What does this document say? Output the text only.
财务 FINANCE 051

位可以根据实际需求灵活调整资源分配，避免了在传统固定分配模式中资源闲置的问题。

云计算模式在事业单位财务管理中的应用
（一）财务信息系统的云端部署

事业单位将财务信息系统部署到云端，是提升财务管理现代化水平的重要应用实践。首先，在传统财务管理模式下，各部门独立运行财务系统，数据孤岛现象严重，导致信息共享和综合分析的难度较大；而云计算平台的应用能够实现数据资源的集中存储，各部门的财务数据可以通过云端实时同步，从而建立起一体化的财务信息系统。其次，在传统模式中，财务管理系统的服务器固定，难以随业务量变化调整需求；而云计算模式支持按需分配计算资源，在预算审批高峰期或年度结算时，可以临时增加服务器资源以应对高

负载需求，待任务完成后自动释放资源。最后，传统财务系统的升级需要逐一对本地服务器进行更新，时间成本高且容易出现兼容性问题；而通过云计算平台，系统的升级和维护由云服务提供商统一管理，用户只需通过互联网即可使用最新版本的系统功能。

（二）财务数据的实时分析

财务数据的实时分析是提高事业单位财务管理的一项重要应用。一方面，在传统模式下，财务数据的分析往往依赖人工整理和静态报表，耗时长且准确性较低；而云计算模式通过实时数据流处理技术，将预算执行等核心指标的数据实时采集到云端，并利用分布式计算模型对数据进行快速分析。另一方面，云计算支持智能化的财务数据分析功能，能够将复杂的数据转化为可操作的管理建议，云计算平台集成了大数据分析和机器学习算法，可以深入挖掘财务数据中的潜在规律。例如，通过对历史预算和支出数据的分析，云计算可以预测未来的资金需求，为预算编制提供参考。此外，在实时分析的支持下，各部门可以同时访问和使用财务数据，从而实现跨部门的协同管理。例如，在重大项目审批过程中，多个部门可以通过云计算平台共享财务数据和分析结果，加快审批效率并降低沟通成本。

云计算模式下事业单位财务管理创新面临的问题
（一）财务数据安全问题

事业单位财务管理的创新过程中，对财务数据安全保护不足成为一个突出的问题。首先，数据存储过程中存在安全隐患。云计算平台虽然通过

═══

Please restate the whole listing word for word.

■ Worked solution:
What does this document say? Output the text only.
财务 FINANCE 051

位可以根据实际需求灵活调整资源分配，避免了在传统固定分配模式中资源闲置的问题。

云计算模式在事业单位财务管理中的应用
（一）财务信息系统的云端部署

事业单位将财务信息系统部署到云端，是提升财务管理现代化水平的重要应用实践。首先，在传统财务管理模式下，各部门独立运行财务系统，数据孤岛现象严重，导致信息共享和综合分析的难度较大；而云计算平台的应用能够实现数据资源的集中存储，各部门的财务数据可以通过云端实时同步，从而建立起一体化的财务信息系统。其次，在传统模式中，财务管理系统的服务器固定，难以随业务量变化调整需求；而云计算模式支持按需分配计算资源，在预算审批高峰期或年度结算时，可以临时增加服务器资源以应对高

负载需求，待任务完成后自动释放资源。最后，传统财务系统的升级需要逐一对本地服务器进行更新，时间成本高且容易出现兼容性问题；而通过云计算平台，系统的升级和维护由云服务提供商统一管理，用户只需通过互联网即可使用最新版本的系统功能。

（二）财务数据的实时分析

财务数据的实时分析是提高事业单位财务管理的一项重要应用。一方面，在传统模式下，财务数据的分析往往依赖人工整理和静态报表，耗时长且准确性较低；而云计算模式通过实时数据流处理技术，将预算执行等核心指标的数据实时采集到云端，并利用分布式计算模型对数据进行快速分析。另一方面，云计算支持智能化的财务数据分析功能，能够将复杂的数据转化为可操作的管理建议，云计算平台集成了大数据分析和机器学习算法，可以深入挖掘财务数据中的潜在规律。例如，通过对历史预算和支出数据的分析，云计算可以预测未来的资金需求，为预算编制提供参考。此外，在实时分析的支持下，各部门可以同时访问和使用财务数据，从而实现跨部门的协同管理。例如，在重大项目审批过程中，多个部门可以通过云计算平台共享财务数据和分析结果，加快审批效率并降低沟通成本。

云计算模式下事业单位财务管理创新面临的问题
（一）财务数据安全问题

事业单位财务管理的创新过程中，对财务数据安全保护不足成为一个突出的问题。首先，数据存储过程中存在安全隐患。云计算平台虽然通过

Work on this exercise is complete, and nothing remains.